**WRITTEN PROBLEM**
Which lines in the records below contain the word "Case"? Copy each one out.

--- Start DATASET ENTRIES ---

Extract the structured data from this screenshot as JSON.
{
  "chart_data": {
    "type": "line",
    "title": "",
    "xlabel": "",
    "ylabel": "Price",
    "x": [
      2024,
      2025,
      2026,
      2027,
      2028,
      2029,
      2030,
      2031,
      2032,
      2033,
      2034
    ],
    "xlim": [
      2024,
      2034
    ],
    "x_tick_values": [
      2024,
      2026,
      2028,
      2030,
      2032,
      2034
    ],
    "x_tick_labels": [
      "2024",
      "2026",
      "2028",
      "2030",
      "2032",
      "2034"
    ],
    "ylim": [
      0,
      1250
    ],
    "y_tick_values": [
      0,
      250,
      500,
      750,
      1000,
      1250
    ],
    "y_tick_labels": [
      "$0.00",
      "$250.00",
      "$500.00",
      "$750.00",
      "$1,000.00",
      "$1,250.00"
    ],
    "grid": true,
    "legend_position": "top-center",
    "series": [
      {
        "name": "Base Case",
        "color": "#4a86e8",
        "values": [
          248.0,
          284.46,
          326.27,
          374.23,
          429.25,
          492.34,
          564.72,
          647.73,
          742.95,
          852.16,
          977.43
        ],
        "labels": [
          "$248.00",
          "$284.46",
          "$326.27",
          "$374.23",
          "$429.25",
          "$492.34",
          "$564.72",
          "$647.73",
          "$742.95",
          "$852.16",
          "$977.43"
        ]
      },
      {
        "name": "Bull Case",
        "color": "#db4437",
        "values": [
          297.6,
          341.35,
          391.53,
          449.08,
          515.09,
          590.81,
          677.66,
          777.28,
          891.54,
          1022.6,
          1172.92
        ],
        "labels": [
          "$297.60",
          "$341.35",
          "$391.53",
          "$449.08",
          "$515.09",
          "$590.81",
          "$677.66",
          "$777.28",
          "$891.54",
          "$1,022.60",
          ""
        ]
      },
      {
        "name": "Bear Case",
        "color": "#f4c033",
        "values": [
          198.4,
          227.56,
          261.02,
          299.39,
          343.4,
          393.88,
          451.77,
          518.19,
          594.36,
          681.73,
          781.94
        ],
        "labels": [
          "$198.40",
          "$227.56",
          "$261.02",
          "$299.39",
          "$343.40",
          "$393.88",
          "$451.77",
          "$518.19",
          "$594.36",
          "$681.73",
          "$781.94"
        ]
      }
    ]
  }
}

--- End DATASET ENTRIES ---

**FINISHED EXERCISE**
        "name": "Base Case",
        "name": "Bull Case",
        "name": "Bear Case",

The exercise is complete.